» Provided information

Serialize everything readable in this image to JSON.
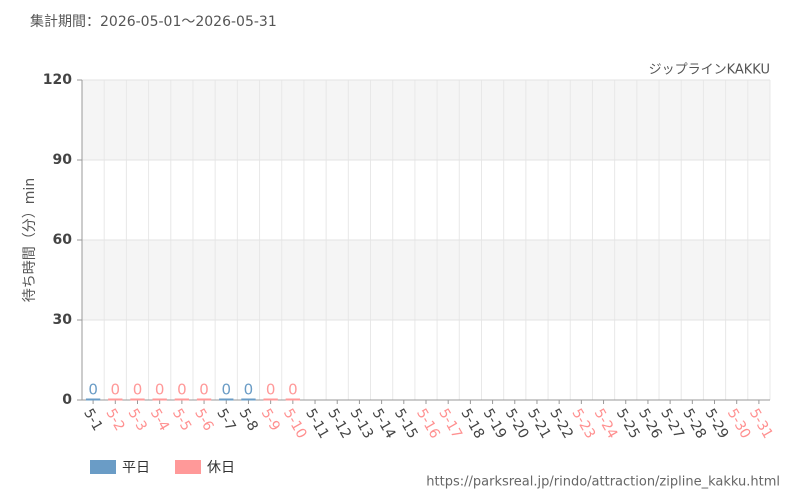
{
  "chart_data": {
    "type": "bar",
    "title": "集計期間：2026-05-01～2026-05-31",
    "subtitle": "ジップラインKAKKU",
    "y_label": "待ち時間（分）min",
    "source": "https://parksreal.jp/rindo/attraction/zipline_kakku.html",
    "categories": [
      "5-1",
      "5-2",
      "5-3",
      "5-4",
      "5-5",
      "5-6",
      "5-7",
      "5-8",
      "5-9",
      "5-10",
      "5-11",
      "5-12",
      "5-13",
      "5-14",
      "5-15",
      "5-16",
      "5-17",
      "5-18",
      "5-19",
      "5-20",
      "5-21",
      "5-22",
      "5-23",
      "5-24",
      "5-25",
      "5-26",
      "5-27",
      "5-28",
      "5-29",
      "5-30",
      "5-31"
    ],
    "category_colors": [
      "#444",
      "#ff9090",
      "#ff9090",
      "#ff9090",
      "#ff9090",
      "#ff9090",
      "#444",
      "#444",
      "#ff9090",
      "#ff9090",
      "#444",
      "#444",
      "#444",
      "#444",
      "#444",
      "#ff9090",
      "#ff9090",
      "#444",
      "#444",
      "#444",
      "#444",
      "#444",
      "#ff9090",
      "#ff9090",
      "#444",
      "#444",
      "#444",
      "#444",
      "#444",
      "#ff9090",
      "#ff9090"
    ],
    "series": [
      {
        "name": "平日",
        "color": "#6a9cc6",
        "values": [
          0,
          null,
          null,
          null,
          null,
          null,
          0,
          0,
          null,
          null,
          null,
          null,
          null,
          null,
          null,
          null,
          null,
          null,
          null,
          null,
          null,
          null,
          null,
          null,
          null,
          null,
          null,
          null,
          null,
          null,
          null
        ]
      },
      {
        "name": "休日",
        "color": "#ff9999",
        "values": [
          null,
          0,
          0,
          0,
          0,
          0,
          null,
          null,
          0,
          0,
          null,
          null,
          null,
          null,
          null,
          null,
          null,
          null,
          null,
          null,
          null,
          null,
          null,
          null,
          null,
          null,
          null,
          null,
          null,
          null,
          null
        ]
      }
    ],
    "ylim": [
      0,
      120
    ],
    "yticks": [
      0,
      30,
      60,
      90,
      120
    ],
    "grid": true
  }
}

* * *

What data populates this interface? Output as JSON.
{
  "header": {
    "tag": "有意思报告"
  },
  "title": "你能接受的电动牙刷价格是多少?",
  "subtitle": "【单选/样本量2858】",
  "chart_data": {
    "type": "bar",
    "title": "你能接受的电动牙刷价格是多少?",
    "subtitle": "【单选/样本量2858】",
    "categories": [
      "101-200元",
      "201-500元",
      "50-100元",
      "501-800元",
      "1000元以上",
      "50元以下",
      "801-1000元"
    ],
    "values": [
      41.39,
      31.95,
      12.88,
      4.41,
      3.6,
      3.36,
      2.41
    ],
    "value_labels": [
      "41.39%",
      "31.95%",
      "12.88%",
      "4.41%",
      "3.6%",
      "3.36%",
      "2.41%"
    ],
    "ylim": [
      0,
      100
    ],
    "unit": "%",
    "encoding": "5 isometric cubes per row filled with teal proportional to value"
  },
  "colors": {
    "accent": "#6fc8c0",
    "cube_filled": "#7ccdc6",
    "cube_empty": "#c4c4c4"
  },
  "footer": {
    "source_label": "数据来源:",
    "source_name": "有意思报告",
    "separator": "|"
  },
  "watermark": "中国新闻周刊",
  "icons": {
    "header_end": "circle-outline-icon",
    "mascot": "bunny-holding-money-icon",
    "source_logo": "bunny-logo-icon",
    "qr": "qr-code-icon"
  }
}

---

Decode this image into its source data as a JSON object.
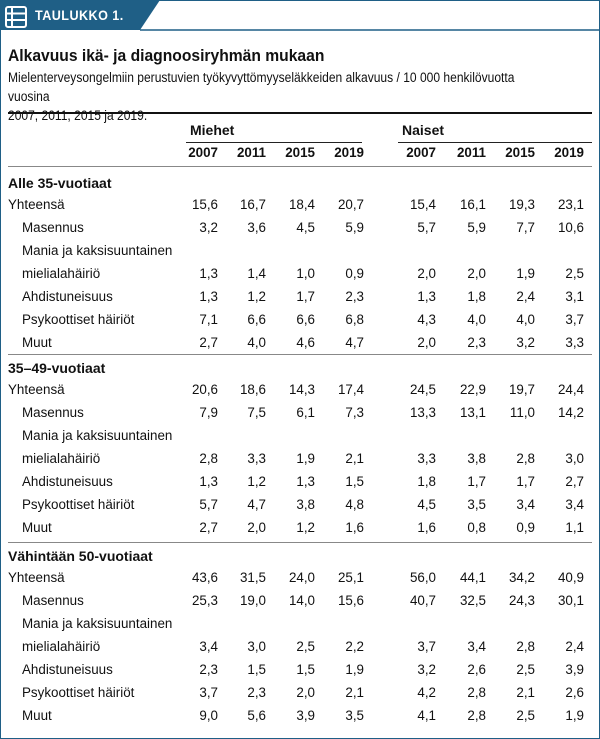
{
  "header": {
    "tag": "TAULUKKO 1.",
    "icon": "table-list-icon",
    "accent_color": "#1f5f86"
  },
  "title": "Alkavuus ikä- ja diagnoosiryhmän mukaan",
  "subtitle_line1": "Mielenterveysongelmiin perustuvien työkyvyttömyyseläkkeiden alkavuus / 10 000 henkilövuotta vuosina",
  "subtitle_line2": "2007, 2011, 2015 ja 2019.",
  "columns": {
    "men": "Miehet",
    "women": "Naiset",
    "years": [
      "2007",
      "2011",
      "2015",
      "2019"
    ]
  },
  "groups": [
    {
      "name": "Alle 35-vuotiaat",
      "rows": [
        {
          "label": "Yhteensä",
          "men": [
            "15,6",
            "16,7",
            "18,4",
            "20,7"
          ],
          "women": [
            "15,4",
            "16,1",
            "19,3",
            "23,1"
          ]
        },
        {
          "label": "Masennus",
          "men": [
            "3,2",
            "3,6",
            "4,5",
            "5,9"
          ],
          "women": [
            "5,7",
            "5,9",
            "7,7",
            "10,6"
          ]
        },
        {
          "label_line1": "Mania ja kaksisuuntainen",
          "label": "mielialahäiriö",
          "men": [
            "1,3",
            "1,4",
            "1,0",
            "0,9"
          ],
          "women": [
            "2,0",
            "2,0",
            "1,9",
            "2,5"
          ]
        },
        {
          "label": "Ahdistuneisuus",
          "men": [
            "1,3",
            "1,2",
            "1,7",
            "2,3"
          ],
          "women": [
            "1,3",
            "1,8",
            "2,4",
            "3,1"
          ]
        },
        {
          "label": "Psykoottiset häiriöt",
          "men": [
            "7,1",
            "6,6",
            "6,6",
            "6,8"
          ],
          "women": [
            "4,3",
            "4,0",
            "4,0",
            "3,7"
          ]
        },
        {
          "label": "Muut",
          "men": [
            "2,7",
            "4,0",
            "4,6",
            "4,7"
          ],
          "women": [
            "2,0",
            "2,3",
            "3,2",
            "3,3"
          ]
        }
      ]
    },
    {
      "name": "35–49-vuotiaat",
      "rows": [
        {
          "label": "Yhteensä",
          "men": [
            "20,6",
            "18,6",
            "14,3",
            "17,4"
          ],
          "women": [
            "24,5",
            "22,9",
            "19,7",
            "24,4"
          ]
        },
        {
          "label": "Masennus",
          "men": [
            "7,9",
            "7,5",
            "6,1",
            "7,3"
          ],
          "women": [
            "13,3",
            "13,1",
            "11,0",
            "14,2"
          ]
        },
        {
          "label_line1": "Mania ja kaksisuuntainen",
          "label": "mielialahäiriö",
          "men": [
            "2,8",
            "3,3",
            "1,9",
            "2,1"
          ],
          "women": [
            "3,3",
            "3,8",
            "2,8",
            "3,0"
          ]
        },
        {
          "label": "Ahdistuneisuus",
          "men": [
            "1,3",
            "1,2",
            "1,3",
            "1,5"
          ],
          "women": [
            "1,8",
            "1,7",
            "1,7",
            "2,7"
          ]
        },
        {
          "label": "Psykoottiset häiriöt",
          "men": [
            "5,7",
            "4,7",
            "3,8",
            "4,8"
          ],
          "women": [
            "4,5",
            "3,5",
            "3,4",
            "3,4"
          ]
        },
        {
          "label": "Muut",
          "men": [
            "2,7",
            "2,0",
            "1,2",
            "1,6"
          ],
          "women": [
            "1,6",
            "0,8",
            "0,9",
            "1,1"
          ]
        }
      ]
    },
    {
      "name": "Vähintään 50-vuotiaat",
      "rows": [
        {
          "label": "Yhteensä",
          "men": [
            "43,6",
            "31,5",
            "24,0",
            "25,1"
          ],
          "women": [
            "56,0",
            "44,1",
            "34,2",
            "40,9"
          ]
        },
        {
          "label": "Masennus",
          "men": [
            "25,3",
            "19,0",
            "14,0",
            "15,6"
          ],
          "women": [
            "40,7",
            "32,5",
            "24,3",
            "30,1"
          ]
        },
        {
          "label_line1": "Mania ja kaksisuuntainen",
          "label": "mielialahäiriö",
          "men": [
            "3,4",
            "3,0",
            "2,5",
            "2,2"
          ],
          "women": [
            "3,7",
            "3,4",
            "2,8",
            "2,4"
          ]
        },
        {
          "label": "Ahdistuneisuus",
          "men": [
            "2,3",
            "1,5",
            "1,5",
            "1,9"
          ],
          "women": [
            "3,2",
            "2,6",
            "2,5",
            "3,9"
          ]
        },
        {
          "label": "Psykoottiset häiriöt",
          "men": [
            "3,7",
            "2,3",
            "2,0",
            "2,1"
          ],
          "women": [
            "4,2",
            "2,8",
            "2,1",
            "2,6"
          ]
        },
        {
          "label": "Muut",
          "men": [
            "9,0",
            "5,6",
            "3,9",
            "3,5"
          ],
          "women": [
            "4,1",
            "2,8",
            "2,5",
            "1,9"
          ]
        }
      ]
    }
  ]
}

» What the task requires
Take every line that includes the string "bunny" and copy it.

» Final result
    "mascot": "bunny-holding-money-icon",
    "source_logo": "bunny-logo-icon",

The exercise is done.